### TASK INSTRUCTIONS
Copy every line from the material below that holds "بالملايين".

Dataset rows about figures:
=======

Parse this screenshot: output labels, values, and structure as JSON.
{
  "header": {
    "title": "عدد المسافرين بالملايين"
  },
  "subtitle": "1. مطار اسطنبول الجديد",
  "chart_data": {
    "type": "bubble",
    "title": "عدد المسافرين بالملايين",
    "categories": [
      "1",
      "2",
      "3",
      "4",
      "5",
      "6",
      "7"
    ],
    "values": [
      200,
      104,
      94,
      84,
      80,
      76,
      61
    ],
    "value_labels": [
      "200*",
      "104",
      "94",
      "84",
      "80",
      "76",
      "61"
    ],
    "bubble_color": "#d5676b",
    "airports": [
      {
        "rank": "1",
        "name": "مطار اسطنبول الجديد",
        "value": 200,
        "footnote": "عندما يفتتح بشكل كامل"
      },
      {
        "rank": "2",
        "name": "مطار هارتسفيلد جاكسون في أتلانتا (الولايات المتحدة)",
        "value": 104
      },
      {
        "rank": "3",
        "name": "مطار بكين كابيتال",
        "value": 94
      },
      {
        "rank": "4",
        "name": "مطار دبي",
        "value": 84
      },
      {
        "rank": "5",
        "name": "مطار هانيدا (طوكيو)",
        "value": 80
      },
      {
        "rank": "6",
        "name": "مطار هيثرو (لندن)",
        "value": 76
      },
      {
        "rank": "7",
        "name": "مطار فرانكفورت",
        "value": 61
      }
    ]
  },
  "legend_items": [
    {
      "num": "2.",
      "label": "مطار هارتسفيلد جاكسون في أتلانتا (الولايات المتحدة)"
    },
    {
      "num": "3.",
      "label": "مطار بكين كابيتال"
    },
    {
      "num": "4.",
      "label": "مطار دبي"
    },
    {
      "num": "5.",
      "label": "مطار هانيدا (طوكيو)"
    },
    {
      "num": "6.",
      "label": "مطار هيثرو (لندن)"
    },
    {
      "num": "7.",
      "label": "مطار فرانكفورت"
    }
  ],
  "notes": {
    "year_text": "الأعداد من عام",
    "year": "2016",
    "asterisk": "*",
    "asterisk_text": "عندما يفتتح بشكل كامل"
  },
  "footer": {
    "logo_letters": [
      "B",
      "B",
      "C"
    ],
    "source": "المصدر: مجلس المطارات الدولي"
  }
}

=======

### FINISHED EXERCISE
    "title": "عدد المسافرين بالملايين"
    "title": "عدد المسافرين بالملايين",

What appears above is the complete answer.